Directive ▸
From the line that contains "What text is on this page?" to the last line of the data below, transcribe every line exactly. Do not include the pictures.

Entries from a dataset
## Begin

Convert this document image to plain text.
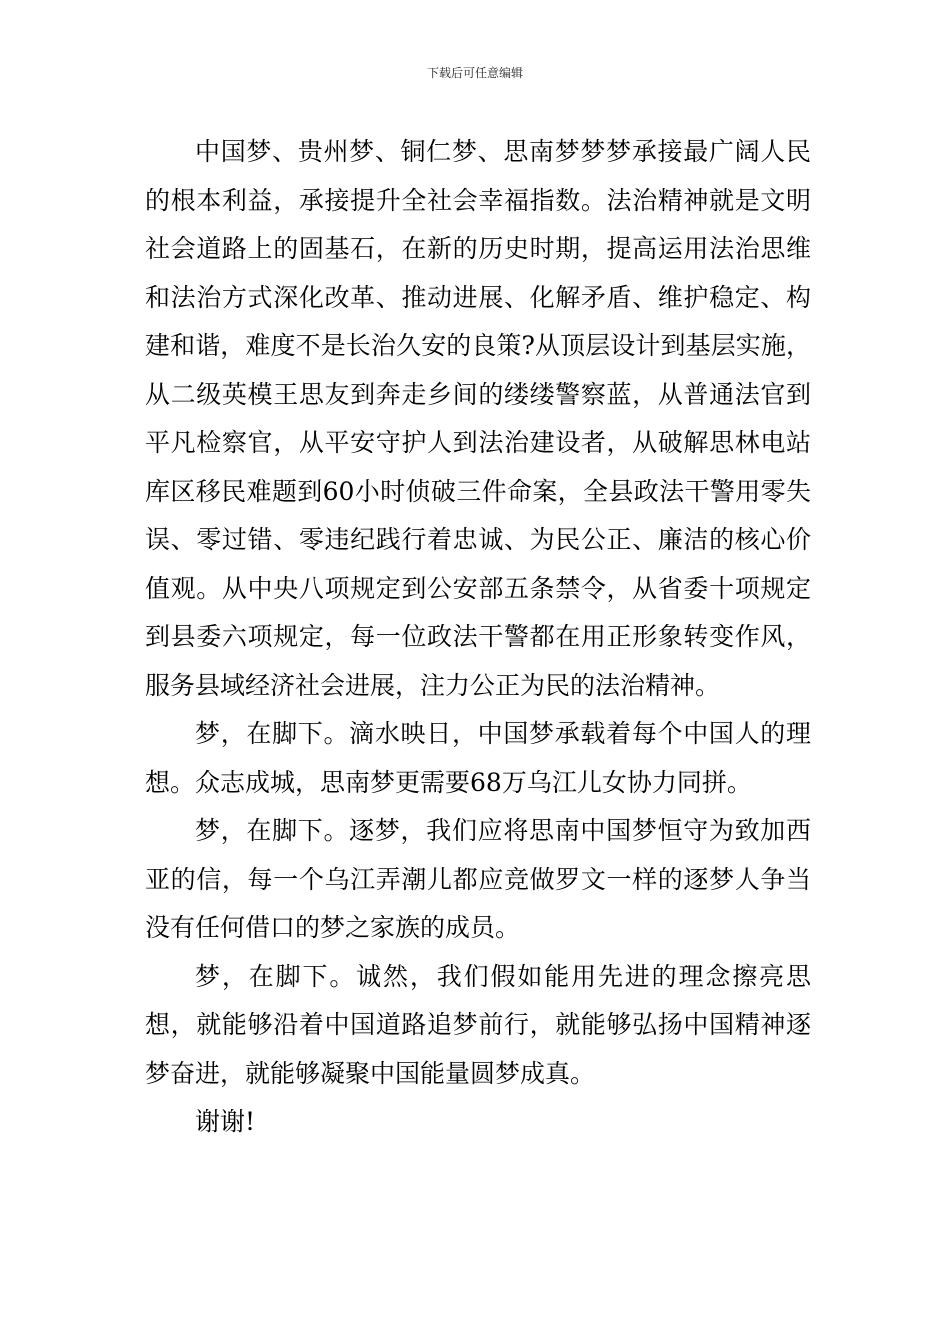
下载后可任意编辑

中国梦、贵州梦、铜仁梦、思南梦梦梦承接最广阔人民的根本利益，承接提升全社会幸福指数。法治精神就是文明社会道路上的固基石，在新的历史时期，提高运用法治思维和法治方式深化改革、推动进展、化解矛盾、维护稳定、构建和谐，难度不是长治久安的良策?从顶层设计到基层实施，从二级英模王思友到奔走乡间的缕缕警察蓝，从普通法官到平凡检察官，从平安守护人到法治建设者，从破解思林电站库区移民难题到60小时侦破三件命案，全县政法干警用零失误、零过错、零违纪践行着忠诚、为民公正、廉洁的核心价值观。从中央八项规定到公安部五条禁令，从省委十项规定到县委六项规定，每一位政法干警都在用正形象转变作风，服务县域经济社会进展，注力公正为民的法治精神。

梦，在脚下。滴水映日，中国梦承载着每个中国人的理想。众志成城，思南梦更需要68万乌江儿女协力同拼。

梦，在脚下。逐梦，我们应将思南中国梦恒守为致加西亚的信，每一个乌江弄潮儿都应竞做罗文一样的逐梦人争当没有任何借口的梦之家族的成员。

梦，在脚下。诚然，我们假如能用先进的理念擦亮思想，就能够沿着中国道路追梦前行，就能够弘扬中国精神逐梦奋进，就能够凝聚中国能量圆梦成真。

谢谢!
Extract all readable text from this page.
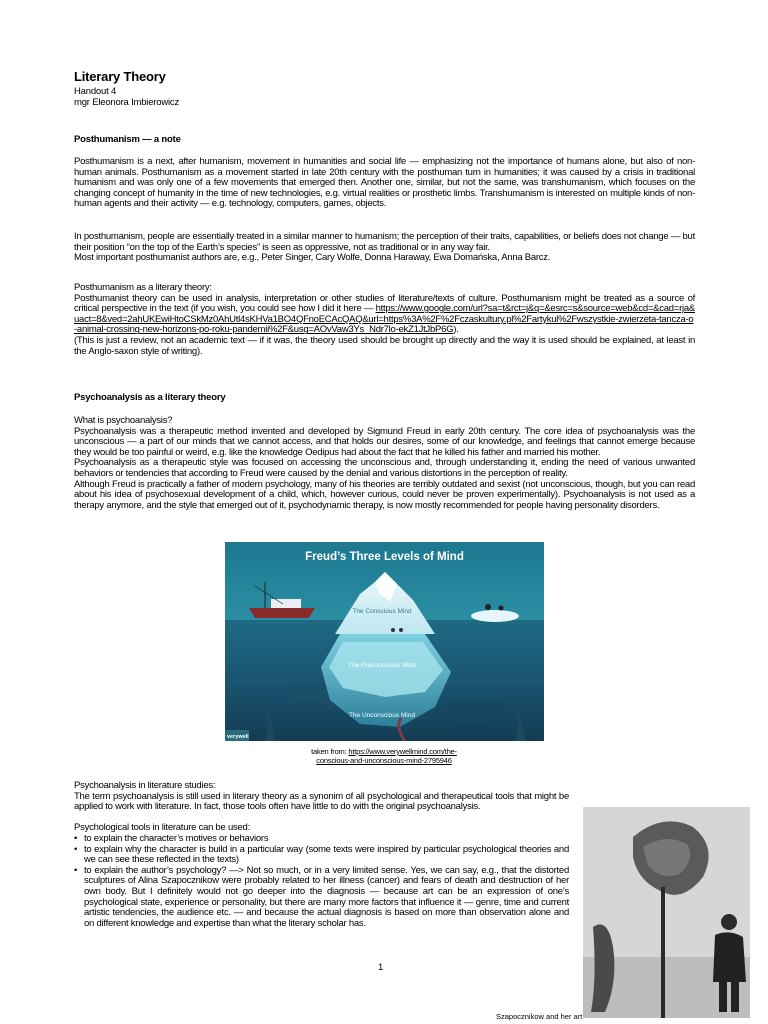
Literary Theory
Handout 4
mgr Eleonora Imbierowicz
Posthumanism — a note

Posthumanism is a next, after humanism, movement in humanities and social life — emphasizing not the importance of humans alone, but also of non-human animals. Posthumanism as a movement started in late 20th century with the posthuman turn in humanities; it was caused by a crisis in traditional humanism and was only one of a few movements that emerged then. Another one, similar, but not the same, was transhumanism, which focuses on the changing concept of humanity in the time of new technologies, e.g. virtual realities or prosthetic limbs. Transhumanism is interested on multiple kinds of non-human agents and their activity — e.g. technology, computers, games, objects.

In posthumanism, people are essentially treated in a similar manner to humanism; the perception of their traits, capabilities, or beliefs does not change — but their position “on the top of the Earth’s species” is seen as oppressive, not as traditional or in any way fair.

Most important posthumanist authors are, e.g., Peter Singer, Cary Wolfe, Donna Haraway, Ewa Domańska, Anna Barcz.

Posthumanism as a literary theory:

Posthumanist theory can be used in analysis, interpretation or other studies of literature/texts of culture. Posthumanism might be treated as a source of critical perspective in the text (if you wish, you could see how I did it here — https://www.google.com/url?sa=t&rct=j&q=&esrc=s&source=web&cd=&cad=rja&uact=8&ved=2ahUKEwiHtoCSkMz0AhUtl4sKHVa1BO4QFnoECAcQAQ&url=https%3A%2F%2Fczaskultury.pl%2Fartykul%2Fwszystkie-zwierzeta-tancza-o-animal-crossing-new-horizons-po-roku-pandemii%2F&usg=AOvVaw3Ys_Ndr7lo-ekZ1JtJbP6G).

(This is just a review, not an academic text — if it was, the theory used should be brought up directly and the way it is used should be explained, at least in the Anglo-saxon style of writing).

Psychoanalysis as a literary theory

What is psychoanalysis?

Psychoanalysis was a therapeutic method invented and developed by Sigmund Freud in early 20th century. The core idea of psychoanalysis was the unconscious — a part of our minds that we cannot access, and that holds our desires, some of our knowledge, and feelings that cannot emerge because they would be too painful or weird, e.g. like the knowledge Oedipus had about the fact that he killed his father and married his mother.

Psychoanalysis as a therapeutic style was focused on accessing the unconscious and, through understanding it, ending the need of various unwanted behaviors or tendencies that according to Freud were caused by the denial and various distortions in the perception of reality.

Although Freud is practically a father of modern psychology, many of his theories are terribly outdated and sexist (not unconscious, though, but you can read about his idea of psychosexual development of a child, which, however curious, could never be proven experimentally). Psychoanalysis is not used as a therapy anymore, and the style that emerged out of it, psychodynamic therapy, is now mostly recommended for people having personality disorders.

Freud’s Three Levels of Mind
The Conscious Mind
The Preconscious Mind
The Unconscious Mind
verywell
taken from: https://www.verywellmind.com/the-conscious-and-unconscious-mind-2795946

Psychoanalysis in literature studies:

The term psychoanalysis is still used in literary theory as a synonim of all psychological and therapeutical tools that might be applied to work with literature. In fact, those tools often have little to do with the original psychoanalysis.

Psychological tools in literature can be used:

• to explain the character’s motives or behaviors
• to explain why the character is build in a particular way (some texts were inspired by particular psychological theories and we can see these reflected in the texts)
• to explain the author’s psychology? —> Not so much, or in a very limited sense. Yes, we can say, e.g., that the distorted sculptures of Alina Szapocznikow were probably related to her illness (cancer) and fears of death and destruction of her own body. But I definitely would not go deeper into the diagnosis — because art can be an expression of one’s psychological state, experience or personality, but there are many more factors that influence it — genre, time and current artistic tendencies, the audience etc. — and because the actual diagnosis is based on more than observation alone and on different knowledge and expertise than what the literary scholar has.
Szapocznikow and her art
1
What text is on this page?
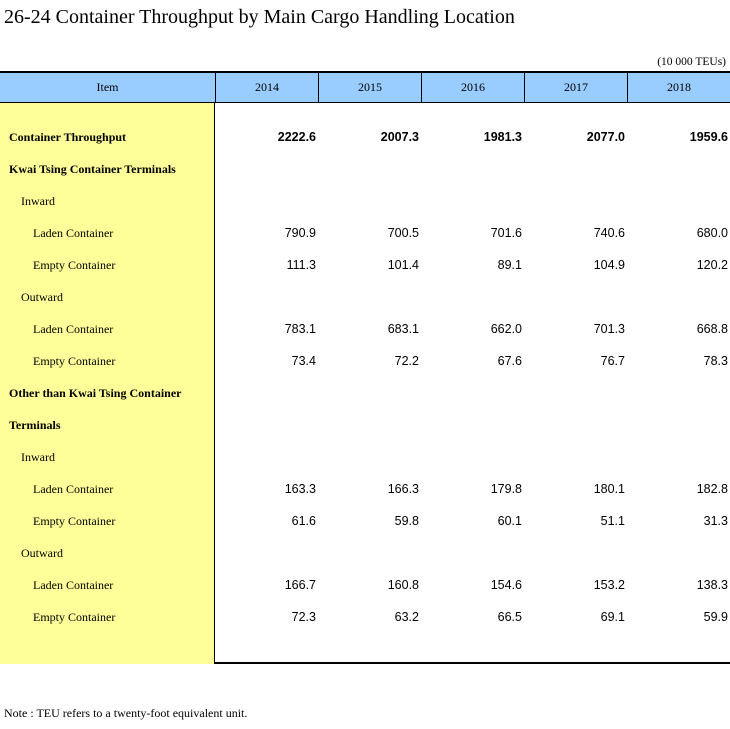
26-24 Container Throughput by Main Cargo Handling Location
(10 000 TEUs)
Item	2014	2015	2016	2017	2018
Container Throughput	2222.6	2007.3	1981.3	2077.0	1959.6
Kwai Tsing Container Terminals
Inward
Laden Container	790.9	700.5	701.6	740.6	680.0
Empty Container	111.3	101.4	89.1	104.9	120.2
Outward
Laden Container	783.1	683.1	662.0	701.3	668.8
Empty Container	73.4	72.2	67.6	76.7	78.3
Other than Kwai Tsing Container
Terminals
Inward
Laden Container	163.3	166.3	179.8	180.1	182.8
Empty Container	61.6	59.8	60.1	51.1	31.3
Outward
Laden Container	166.7	160.8	154.6	153.2	138.3
Empty Container	72.3	63.2	66.5	69.1	59.9
Note : TEU refers to a twenty-foot equivalent unit.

## End

Solution to this exercise ▸
What text is on this page?
26-24 Container Throughput by Main Cargo Handling Location
(10 000 TEUs)
Item	2014	2015	2016	2017	2018
Container Throughput	2222.6	2007.3	1981.3	2077.0	1959.6
Kwai Tsing Container Terminals
Inward
Laden Container	790.9	700.5	701.6	740.6	680.0
Empty Container	111.3	101.4	89.1	104.9	120.2
Outward
Laden Container	783.1	683.1	662.0	701.3	668.8
Empty Container	73.4	72.2	67.6	76.7	78.3
Other than Kwai Tsing Container
Terminals
Inward
Laden Container	163.3	166.3	179.8	180.1	182.8
Empty Container	61.6	59.8	60.1	51.1	31.3
Outward
Laden Container	166.7	160.8	154.6	153.2	138.3
Empty Container	72.3	63.2	66.5	69.1	59.9
Note : TEU refers to a twenty-foot equivalent unit.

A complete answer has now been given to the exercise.